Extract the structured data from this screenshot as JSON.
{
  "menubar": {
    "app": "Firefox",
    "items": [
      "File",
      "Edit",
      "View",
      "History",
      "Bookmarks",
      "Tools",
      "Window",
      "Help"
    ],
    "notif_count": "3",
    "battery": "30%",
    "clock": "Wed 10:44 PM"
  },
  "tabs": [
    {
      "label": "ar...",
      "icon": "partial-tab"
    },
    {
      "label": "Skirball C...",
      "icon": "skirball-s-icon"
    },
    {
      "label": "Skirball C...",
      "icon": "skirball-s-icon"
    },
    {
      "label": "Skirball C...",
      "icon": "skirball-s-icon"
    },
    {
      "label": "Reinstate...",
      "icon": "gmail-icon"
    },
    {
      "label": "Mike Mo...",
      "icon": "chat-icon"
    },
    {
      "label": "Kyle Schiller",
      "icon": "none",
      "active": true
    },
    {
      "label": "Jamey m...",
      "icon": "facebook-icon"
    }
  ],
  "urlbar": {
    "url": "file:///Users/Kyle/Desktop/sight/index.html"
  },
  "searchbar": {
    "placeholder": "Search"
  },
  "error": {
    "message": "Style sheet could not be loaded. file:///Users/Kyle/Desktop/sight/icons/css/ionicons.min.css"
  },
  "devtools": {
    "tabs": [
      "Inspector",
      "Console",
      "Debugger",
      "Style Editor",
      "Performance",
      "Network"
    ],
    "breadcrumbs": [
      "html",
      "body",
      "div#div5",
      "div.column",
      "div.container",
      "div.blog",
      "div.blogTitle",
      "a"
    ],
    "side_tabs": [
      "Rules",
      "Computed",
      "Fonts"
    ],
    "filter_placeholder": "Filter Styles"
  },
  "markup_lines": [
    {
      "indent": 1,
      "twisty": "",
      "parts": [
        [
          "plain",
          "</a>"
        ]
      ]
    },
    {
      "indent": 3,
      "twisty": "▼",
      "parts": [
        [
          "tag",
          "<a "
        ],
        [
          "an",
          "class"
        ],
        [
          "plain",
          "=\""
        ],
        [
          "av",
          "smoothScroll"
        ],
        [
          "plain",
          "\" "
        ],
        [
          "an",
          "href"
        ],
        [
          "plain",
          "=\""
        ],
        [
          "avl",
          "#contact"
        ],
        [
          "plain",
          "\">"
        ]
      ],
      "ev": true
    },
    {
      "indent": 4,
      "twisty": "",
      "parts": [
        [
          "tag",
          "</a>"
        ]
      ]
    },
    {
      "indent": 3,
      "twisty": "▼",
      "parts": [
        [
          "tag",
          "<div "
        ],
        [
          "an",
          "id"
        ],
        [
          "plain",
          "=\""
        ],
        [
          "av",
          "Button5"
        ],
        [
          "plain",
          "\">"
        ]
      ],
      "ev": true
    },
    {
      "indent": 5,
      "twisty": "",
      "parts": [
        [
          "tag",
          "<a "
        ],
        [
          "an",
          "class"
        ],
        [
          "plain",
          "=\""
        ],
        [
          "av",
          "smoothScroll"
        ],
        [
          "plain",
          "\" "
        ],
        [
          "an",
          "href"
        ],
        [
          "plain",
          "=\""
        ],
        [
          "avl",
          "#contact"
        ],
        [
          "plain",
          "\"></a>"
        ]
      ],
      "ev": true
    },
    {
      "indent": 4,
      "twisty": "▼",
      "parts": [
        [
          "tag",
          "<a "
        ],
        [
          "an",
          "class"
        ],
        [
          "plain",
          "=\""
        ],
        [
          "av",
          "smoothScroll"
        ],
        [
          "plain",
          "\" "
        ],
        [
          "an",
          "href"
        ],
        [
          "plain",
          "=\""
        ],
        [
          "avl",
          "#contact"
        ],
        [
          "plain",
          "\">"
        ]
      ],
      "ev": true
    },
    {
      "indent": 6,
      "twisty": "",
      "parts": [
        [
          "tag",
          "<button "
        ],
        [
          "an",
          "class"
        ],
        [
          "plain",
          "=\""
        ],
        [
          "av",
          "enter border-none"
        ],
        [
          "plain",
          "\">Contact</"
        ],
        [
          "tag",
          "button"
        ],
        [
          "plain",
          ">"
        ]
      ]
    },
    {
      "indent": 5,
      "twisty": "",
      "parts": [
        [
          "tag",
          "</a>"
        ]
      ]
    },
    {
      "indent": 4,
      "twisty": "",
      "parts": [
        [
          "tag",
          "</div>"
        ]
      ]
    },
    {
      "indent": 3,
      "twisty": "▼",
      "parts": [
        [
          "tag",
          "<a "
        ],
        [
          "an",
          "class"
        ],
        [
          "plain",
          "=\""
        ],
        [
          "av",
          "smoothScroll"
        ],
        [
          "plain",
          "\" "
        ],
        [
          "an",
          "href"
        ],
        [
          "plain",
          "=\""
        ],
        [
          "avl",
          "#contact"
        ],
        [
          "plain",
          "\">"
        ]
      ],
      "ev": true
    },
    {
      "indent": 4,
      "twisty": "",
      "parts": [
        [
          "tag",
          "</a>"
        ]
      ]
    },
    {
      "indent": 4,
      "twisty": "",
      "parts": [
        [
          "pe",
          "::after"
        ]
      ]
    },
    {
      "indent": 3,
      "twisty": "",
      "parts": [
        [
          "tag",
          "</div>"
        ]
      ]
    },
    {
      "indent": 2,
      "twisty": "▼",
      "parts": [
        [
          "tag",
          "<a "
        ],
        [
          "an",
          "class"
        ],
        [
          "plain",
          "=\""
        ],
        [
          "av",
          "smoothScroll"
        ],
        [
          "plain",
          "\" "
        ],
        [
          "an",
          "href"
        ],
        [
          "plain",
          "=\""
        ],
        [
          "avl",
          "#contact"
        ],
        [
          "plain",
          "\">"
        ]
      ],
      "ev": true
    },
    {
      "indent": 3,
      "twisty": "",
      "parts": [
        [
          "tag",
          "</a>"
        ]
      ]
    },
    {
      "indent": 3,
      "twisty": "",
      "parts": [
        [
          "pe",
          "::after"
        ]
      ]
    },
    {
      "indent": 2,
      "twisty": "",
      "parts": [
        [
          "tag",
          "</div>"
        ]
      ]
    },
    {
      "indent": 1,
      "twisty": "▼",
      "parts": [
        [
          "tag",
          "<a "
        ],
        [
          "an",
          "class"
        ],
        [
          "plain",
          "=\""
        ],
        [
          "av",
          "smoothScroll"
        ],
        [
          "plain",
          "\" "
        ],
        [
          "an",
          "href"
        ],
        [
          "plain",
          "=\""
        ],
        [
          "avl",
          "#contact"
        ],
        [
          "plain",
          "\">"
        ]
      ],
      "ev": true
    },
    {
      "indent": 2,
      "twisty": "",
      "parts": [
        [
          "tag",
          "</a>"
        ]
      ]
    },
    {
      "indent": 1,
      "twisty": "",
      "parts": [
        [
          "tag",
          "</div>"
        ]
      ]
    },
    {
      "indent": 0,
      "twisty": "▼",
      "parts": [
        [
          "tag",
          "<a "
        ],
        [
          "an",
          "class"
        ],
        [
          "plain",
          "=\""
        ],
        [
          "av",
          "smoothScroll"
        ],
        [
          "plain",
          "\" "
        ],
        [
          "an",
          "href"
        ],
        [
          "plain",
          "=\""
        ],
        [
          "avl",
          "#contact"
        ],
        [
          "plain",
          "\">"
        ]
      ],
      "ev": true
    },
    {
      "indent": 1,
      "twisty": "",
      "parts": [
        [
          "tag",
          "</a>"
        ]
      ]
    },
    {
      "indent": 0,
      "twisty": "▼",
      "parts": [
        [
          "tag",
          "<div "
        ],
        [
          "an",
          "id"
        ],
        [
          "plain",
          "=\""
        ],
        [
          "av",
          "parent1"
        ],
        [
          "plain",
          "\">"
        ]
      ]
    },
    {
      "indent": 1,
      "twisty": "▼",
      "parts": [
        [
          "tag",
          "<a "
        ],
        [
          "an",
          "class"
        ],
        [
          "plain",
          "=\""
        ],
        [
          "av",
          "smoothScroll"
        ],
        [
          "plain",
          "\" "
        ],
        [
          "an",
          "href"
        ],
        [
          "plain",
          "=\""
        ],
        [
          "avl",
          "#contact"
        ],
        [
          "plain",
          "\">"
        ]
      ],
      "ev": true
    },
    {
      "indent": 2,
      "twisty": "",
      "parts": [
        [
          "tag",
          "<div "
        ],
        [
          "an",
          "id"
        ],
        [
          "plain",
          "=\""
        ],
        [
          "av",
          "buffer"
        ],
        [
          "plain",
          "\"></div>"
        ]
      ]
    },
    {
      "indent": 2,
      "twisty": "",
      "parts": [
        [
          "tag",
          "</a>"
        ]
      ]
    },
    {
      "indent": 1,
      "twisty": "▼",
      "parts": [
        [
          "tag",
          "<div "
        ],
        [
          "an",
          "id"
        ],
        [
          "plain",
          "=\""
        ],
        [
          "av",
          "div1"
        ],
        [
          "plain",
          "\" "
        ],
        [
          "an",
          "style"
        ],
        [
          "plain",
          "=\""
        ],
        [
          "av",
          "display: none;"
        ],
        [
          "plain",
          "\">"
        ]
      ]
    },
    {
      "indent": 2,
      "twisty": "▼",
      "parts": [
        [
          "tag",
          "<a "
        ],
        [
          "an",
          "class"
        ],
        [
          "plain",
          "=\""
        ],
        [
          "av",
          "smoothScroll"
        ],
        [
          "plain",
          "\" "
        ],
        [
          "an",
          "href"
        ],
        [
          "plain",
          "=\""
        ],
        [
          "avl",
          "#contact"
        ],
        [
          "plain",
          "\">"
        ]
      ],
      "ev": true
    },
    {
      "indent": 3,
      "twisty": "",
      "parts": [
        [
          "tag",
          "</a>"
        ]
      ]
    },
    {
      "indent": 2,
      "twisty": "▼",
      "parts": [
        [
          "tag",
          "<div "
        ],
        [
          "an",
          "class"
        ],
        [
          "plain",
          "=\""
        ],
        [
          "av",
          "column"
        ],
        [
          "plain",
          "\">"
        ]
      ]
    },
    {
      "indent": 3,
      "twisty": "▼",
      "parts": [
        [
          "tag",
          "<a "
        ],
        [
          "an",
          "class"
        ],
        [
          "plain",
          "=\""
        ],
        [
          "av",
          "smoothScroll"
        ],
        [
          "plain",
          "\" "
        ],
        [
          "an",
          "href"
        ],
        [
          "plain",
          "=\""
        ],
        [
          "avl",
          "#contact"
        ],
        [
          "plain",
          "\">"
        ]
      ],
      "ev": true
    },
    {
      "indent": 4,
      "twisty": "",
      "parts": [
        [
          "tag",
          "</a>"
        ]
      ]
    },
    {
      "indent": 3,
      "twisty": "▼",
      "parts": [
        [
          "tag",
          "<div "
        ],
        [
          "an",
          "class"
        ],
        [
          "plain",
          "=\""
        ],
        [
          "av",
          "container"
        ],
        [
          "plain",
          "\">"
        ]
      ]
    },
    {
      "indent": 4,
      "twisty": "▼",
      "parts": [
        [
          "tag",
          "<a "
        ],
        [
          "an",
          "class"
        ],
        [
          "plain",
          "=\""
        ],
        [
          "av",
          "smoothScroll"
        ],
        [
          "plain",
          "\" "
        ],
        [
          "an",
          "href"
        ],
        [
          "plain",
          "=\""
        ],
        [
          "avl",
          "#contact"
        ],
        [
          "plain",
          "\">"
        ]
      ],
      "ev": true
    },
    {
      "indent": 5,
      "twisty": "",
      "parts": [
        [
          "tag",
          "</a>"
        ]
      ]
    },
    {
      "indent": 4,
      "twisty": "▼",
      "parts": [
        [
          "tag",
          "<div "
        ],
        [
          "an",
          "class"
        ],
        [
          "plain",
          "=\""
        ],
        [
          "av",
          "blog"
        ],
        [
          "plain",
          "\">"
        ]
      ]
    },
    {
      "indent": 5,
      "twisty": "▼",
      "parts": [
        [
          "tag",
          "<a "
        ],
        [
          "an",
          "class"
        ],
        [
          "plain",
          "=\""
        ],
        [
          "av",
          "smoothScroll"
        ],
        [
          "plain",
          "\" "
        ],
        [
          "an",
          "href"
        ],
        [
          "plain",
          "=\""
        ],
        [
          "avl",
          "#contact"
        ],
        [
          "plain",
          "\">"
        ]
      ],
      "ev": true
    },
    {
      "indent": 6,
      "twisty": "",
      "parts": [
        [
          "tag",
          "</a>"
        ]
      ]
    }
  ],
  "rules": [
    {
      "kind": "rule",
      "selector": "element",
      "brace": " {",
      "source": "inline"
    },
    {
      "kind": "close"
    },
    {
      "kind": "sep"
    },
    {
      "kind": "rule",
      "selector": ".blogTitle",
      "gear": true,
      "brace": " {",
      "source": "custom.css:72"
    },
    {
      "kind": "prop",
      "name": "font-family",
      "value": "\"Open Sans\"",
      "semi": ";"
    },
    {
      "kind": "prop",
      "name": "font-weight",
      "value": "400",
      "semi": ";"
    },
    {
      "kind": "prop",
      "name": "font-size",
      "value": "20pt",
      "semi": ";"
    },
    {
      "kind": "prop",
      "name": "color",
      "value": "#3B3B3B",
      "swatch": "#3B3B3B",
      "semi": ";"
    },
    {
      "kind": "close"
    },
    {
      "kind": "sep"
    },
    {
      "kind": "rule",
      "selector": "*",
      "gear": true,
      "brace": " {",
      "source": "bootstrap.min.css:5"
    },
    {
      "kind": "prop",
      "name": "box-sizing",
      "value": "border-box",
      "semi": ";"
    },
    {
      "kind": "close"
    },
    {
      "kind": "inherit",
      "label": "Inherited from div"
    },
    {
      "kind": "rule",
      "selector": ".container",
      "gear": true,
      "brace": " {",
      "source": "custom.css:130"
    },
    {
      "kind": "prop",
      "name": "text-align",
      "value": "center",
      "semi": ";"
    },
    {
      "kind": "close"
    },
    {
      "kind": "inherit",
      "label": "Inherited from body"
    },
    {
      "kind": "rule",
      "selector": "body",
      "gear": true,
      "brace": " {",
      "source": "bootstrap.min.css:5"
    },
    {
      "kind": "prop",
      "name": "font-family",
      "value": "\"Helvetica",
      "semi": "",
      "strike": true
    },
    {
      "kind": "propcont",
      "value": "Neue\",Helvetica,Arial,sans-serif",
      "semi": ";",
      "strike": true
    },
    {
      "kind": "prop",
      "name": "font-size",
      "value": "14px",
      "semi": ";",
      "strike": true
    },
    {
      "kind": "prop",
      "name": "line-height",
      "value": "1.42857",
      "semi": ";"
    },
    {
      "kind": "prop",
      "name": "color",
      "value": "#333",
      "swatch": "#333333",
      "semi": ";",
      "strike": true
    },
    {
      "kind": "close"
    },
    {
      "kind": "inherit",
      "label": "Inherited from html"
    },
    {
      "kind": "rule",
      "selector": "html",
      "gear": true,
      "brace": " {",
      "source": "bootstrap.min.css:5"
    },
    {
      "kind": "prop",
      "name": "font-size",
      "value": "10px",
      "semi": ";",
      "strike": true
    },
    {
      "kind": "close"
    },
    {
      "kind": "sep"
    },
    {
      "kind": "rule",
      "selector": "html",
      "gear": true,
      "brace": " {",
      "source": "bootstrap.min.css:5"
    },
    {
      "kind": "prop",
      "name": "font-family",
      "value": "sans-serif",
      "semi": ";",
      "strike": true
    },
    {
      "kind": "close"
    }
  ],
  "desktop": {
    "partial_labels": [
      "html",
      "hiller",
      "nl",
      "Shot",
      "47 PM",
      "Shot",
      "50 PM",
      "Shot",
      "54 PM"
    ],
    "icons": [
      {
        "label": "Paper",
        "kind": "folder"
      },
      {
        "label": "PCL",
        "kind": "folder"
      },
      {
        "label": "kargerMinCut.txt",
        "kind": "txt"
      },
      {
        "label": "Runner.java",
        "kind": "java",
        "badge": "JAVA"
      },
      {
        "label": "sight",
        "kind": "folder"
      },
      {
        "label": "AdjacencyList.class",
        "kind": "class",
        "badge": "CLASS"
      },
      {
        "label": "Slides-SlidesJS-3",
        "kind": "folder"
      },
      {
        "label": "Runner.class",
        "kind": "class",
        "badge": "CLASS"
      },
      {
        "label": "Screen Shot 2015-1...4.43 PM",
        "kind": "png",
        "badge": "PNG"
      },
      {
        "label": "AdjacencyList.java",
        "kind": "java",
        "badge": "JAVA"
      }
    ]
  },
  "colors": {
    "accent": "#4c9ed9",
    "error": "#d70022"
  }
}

···

=== YOUR OBJECTIVE ===
Find all lines holding the string "AdjacencyList" and copy them.

=== THE RESPONSE ===
        "label": "AdjacencyList.class",
        "label": "AdjacencyList.java",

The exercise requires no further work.